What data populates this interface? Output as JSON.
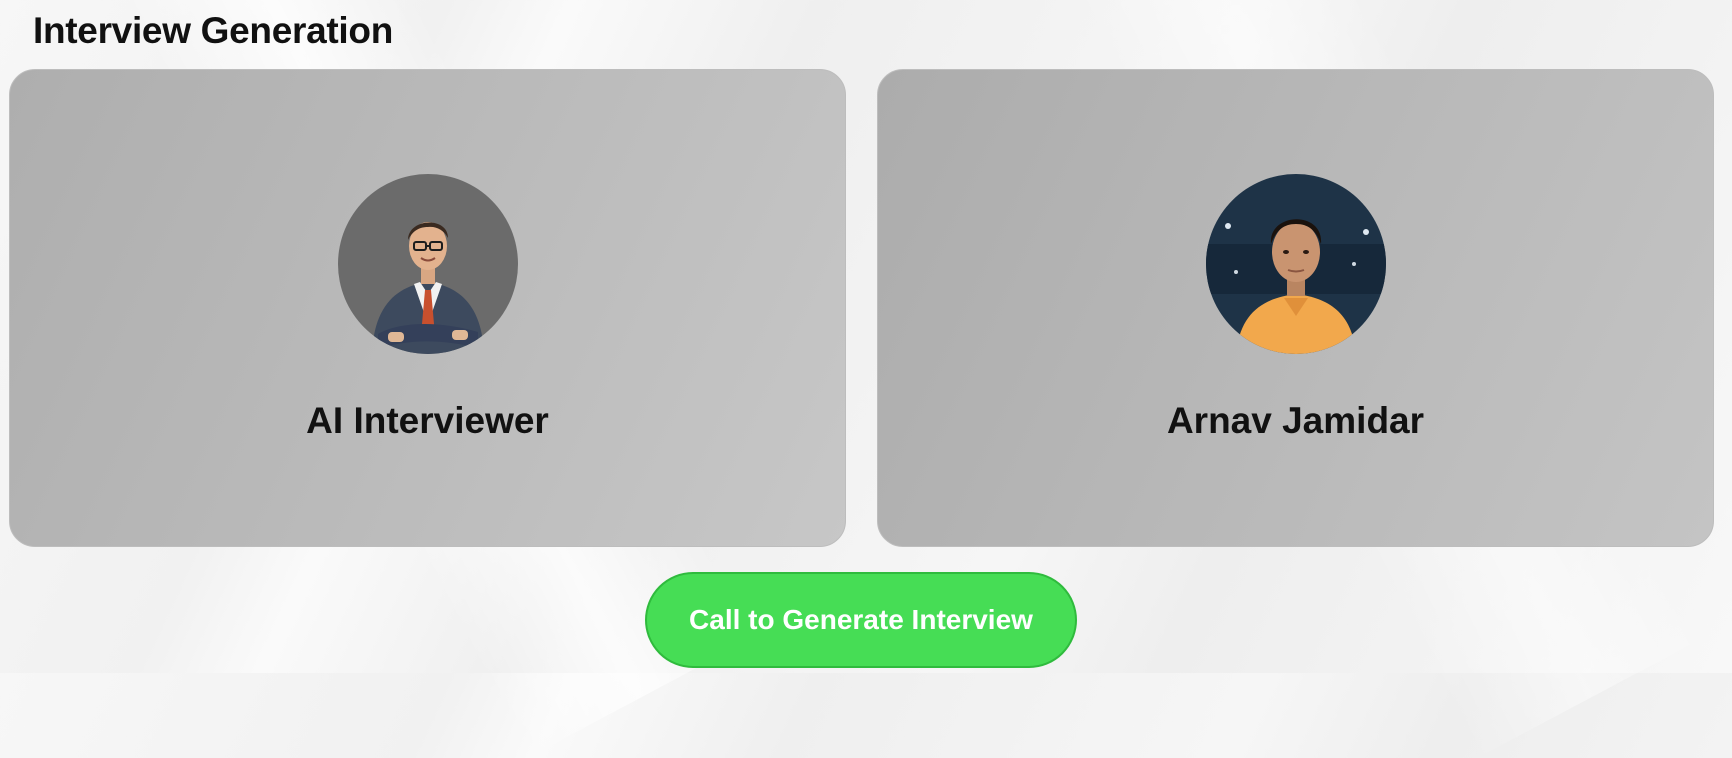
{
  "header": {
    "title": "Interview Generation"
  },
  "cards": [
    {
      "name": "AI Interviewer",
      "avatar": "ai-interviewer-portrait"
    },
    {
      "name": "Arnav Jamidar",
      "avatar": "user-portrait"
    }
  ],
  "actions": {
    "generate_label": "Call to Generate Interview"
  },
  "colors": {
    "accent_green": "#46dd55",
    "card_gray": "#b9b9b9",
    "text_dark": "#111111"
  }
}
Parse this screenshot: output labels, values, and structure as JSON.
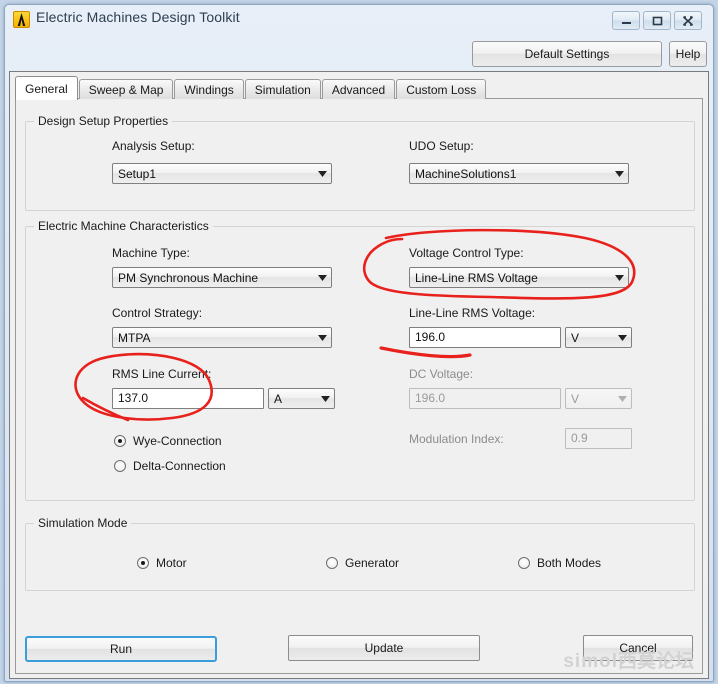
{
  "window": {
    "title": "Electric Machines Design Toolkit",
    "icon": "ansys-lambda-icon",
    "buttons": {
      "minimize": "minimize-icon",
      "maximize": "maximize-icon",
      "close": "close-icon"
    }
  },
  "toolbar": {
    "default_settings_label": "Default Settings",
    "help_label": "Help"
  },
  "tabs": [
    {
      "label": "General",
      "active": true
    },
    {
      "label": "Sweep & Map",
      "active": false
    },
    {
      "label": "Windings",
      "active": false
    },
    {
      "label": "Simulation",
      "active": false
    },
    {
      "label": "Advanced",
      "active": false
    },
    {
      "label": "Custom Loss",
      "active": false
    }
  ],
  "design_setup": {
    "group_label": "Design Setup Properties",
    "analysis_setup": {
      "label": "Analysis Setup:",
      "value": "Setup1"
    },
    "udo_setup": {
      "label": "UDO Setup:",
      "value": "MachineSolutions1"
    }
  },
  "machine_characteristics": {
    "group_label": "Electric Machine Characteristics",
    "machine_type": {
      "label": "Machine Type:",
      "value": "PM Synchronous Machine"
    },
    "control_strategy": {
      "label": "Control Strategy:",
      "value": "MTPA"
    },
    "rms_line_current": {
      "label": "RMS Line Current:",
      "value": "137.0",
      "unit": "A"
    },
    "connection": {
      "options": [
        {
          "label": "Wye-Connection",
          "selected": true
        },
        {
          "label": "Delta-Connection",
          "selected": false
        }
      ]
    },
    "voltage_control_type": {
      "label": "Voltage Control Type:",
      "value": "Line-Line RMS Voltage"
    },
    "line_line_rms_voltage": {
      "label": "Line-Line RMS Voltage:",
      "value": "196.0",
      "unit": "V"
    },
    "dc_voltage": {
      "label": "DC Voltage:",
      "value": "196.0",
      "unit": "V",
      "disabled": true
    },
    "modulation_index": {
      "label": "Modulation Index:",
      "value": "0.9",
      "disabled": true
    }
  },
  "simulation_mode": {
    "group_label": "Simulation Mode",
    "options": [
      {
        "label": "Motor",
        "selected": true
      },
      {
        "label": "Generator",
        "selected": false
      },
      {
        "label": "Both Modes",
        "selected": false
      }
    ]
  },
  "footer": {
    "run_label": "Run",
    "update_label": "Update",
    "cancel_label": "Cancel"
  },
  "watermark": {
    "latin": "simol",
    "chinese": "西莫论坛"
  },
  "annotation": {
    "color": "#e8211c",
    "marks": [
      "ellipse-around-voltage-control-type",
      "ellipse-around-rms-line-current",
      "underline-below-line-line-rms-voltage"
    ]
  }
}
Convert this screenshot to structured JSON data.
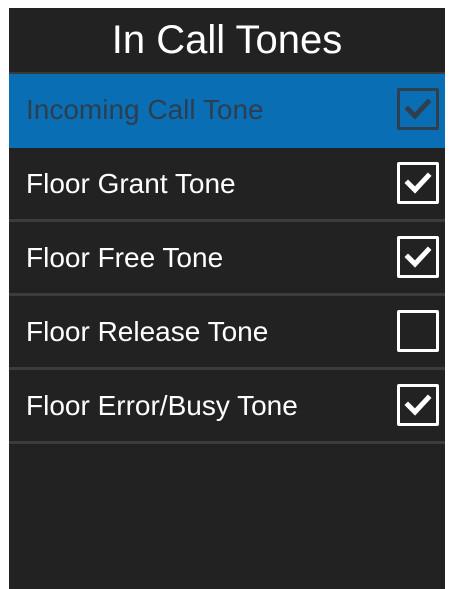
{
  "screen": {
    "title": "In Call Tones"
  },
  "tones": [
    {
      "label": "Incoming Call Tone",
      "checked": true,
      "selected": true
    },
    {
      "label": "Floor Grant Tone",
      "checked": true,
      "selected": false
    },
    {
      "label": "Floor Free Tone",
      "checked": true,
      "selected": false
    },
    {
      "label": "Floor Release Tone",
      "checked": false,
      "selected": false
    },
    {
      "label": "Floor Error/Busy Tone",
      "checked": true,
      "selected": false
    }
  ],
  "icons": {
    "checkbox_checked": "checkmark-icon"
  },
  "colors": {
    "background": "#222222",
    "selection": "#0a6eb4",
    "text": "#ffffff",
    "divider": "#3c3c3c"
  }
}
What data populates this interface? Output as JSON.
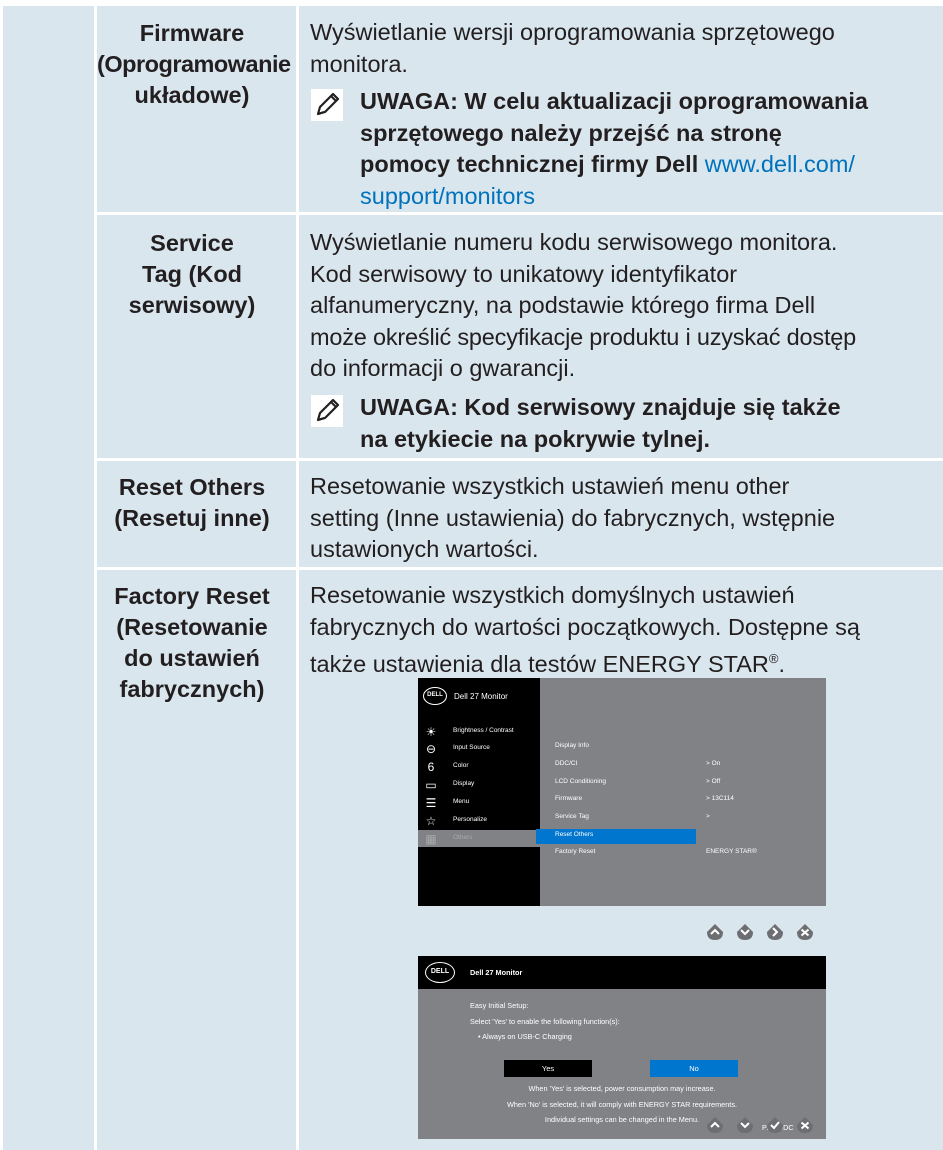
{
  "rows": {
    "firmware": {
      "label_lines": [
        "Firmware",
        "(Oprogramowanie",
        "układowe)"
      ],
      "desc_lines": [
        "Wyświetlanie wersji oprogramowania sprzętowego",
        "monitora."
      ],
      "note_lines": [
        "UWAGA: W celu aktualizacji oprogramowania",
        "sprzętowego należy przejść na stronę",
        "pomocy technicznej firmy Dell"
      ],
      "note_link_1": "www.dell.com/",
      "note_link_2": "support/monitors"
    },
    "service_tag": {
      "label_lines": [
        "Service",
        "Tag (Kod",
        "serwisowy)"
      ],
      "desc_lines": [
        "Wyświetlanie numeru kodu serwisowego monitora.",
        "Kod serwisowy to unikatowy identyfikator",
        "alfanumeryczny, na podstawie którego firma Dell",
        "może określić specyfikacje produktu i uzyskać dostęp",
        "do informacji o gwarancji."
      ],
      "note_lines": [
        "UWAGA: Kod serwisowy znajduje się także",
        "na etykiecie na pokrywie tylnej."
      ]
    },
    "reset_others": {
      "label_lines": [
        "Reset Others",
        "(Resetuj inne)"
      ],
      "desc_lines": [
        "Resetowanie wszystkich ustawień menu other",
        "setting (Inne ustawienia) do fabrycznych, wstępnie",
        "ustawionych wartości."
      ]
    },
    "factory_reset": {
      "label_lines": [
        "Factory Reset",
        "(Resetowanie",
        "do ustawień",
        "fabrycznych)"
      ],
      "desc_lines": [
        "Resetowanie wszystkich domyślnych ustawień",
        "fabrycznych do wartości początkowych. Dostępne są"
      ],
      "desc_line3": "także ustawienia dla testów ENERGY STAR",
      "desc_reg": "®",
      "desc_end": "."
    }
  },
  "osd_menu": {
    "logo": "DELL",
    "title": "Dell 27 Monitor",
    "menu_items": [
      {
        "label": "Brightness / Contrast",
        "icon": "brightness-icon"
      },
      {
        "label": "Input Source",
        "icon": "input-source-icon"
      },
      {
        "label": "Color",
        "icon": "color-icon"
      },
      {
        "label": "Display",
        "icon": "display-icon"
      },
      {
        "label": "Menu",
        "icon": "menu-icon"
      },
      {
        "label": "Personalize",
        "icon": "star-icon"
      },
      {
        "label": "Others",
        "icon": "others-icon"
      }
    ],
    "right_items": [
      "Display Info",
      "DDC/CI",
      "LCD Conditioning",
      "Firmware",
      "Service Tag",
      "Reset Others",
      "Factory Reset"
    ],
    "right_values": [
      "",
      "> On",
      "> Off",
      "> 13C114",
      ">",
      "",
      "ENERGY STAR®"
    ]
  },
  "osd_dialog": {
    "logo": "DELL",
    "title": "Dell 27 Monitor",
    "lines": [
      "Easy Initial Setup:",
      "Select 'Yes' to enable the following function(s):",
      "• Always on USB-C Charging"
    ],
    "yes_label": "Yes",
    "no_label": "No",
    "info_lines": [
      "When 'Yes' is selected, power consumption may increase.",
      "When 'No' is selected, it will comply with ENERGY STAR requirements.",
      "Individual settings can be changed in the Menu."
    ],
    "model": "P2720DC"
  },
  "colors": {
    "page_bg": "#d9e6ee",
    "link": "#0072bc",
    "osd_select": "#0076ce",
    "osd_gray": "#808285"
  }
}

Goal » Extract each line holding the word "wartości" from the records.

Task output »
        "ustawionych wartości."
        "fabrycznych do wartości początkowych. Dostępne są"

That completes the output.